Transcribe the listing below word for word.

▶ **Input material**:
──────────────────────────────

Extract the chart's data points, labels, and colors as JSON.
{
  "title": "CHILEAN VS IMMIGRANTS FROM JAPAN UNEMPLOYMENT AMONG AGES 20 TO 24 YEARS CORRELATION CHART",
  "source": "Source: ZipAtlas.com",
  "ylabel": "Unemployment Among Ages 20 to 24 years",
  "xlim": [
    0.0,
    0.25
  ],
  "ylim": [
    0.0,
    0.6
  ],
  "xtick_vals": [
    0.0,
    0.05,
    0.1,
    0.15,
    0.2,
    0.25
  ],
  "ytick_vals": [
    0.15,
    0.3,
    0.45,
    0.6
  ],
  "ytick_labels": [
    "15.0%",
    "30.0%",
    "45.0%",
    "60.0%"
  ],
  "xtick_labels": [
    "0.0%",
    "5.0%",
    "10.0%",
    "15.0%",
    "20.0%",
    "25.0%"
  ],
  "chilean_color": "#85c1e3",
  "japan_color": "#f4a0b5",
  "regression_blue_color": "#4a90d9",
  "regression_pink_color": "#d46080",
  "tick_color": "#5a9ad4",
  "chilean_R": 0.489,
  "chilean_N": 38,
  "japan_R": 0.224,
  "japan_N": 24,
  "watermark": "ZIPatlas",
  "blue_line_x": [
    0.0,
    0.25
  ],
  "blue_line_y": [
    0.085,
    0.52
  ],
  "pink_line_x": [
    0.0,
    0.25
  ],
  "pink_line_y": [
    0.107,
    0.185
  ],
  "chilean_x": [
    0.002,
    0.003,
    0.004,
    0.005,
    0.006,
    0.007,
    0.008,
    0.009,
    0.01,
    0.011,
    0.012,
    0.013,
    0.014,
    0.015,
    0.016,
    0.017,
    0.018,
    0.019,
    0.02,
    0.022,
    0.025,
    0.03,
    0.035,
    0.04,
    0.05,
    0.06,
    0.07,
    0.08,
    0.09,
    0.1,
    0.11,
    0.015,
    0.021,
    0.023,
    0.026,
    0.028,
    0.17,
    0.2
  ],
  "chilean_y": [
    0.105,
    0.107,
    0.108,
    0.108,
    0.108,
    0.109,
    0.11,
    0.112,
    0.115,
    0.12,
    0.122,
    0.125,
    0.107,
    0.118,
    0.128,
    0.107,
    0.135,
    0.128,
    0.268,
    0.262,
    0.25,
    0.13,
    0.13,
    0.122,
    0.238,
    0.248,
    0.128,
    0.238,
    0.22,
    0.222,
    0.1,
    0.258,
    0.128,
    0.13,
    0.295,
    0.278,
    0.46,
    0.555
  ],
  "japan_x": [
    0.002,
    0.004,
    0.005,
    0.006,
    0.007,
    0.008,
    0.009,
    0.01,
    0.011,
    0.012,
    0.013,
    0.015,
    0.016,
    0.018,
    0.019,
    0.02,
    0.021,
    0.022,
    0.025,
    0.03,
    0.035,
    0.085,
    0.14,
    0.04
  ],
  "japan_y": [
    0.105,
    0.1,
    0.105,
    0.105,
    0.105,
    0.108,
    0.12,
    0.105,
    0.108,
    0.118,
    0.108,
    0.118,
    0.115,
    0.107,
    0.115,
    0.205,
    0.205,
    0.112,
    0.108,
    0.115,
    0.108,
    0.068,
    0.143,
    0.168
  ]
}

──────────────────────────────

▶ **Output for this task**:
Extract the chart's data points, labels, and colors as JSON.
{
  "title": "CHILEAN VS IMMIGRANTS FROM JAPAN UNEMPLOYMENT AMONG AGES 20 TO 24 YEARS CORRELATION CHART",
  "source": "Source: ZipAtlas.com",
  "ylabel": "Unemployment Among Ages 20 to 24 years",
  "xlim": [
    0.0,
    0.25
  ],
  "ylim": [
    0.0,
    0.6
  ],
  "xtick_vals": [
    0.0,
    0.05,
    0.1,
    0.15,
    0.2,
    0.25
  ],
  "ytick_vals": [
    0.15,
    0.3,
    0.45,
    0.6
  ],
  "ytick_labels": [
    "15.0%",
    "30.0%",
    "45.0%",
    "60.0%"
  ],
  "xtick_labels": [
    "0.0%",
    "5.0%",
    "10.0%",
    "15.0%",
    "20.0%",
    "25.0%"
  ],
  "chilean_color": "#85c1e3",
  "japan_color": "#f4a0b5",
  "regression_blue_color": "#4a90d9",
  "regression_pink_color": "#d46080",
  "tick_color": "#5a9ad4",
  "chilean_R": 0.489,
  "chilean_N": 38,
  "japan_R": 0.224,
  "japan_N": 24,
  "watermark": "ZIPatlas",
  "blue_line_x": [
    0.0,
    0.25
  ],
  "blue_line_y": [
    0.085,
    0.52
  ],
  "pink_line_x": [
    0.0,
    0.25
  ],
  "pink_line_y": [
    0.107,
    0.185
  ],
  "chilean_x": [
    0.002,
    0.003,
    0.004,
    0.005,
    0.006,
    0.007,
    0.008,
    0.009,
    0.01,
    0.011,
    0.012,
    0.013,
    0.014,
    0.015,
    0.016,
    0.017,
    0.018,
    0.019,
    0.02,
    0.022,
    0.025,
    0.03,
    0.035,
    0.04,
    0.05,
    0.06,
    0.07,
    0.08,
    0.09,
    0.1,
    0.11,
    0.015,
    0.021,
    0.023,
    0.026,
    0.028,
    0.17,
    0.2
  ],
  "chilean_y": [
    0.105,
    0.107,
    0.108,
    0.108,
    0.108,
    0.109,
    0.11,
    0.112,
    0.115,
    0.12,
    0.122,
    0.125,
    0.107,
    0.118,
    0.128,
    0.107,
    0.135,
    0.128,
    0.268,
    0.262,
    0.25,
    0.13,
    0.13,
    0.122,
    0.238,
    0.248,
    0.128,
    0.238,
    0.22,
    0.222,
    0.1,
    0.258,
    0.128,
    0.13,
    0.295,
    0.278,
    0.46,
    0.555
  ],
  "japan_x": [
    0.002,
    0.004,
    0.005,
    0.006,
    0.007,
    0.008,
    0.009,
    0.01,
    0.011,
    0.012,
    0.013,
    0.015,
    0.016,
    0.018,
    0.019,
    0.02,
    0.021,
    0.022,
    0.025,
    0.03,
    0.035,
    0.085,
    0.14,
    0.04
  ],
  "japan_y": [
    0.105,
    0.1,
    0.105,
    0.105,
    0.105,
    0.108,
    0.12,
    0.105,
    0.108,
    0.118,
    0.108,
    0.118,
    0.115,
    0.107,
    0.115,
    0.205,
    0.205,
    0.112,
    0.108,
    0.115,
    0.108,
    0.068,
    0.143,
    0.168
  ]
}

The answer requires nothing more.